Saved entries
>> BEGIN

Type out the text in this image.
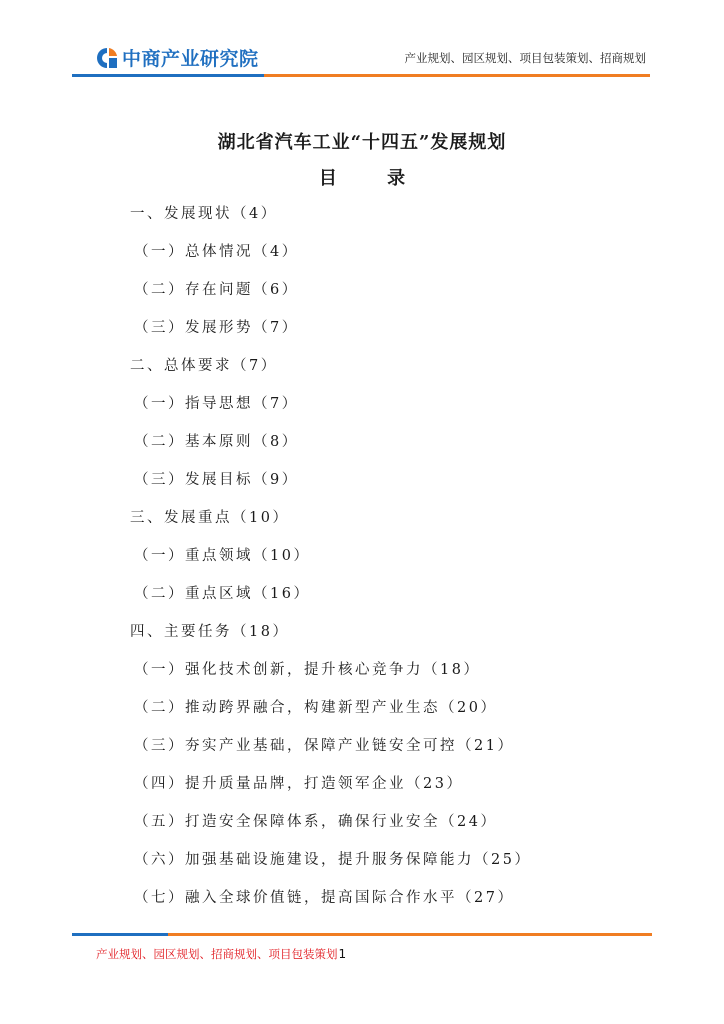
中商产业研究院	产业规划、园区规划、项目包装策划、招商规划
湖北省汽车工业“十四五”发展规划
目 录
一、发展现状（4）
（一）总体情况（4）
（二）存在问题（6）
（三）发展形势（7）
二、总体要求（7）
（一）指导思想（7）
（二）基本原则（8）
（三）发展目标（9）
三、发展重点（10）
（一）重点领域（10）
（二）重点区域（16）
四、主要任务（18）
（一）强化技术创新，提升核心竞争力（18）
（二）推动跨界融合，构建新型产业生态（20）
（三）夯实产业基础，保障产业链安全可控（21）
（四）提升质量品牌，打造领军企业（23）
（五）打造安全保障体系，确保行业安全（24）
（六）加强基础设施建设，提升服务保障能力（25）
（七）融入全球价值链，提高国际合作水平（27）
产业规划、园区规划、招商规划、项目包装策划 1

>> END

Each line of the data should be quoted exactly, with pictures left out.

Type out the text in this image.
中商产业研究院	产业规划、园区规划、项目包装策划、招商规划
湖北省汽车工业“十四五”发展规划
目 录
一、发展现状（4）
（一）总体情况（4）
（二）存在问题（6）
（三）发展形势（7）
二、总体要求（7）
（一）指导思想（7）
（二）基本原则（8）
（三）发展目标（9）
三、发展重点（10）
（一）重点领域（10）
（二）重点区域（16）
四、主要任务（18）
（一）强化技术创新，提升核心竞争力（18）
（二）推动跨界融合，构建新型产业生态（20）
（三）夯实产业基础，保障产业链安全可控（21）
（四）提升质量品牌，打造领军企业（23）
（五）打造安全保障体系，确保行业安全（24）
（六）加强基础设施建设，提升服务保障能力（25）
（七）融入全球价值链，提高国际合作水平（27）
产业规划、园区规划、招商规划、项目包装策划 1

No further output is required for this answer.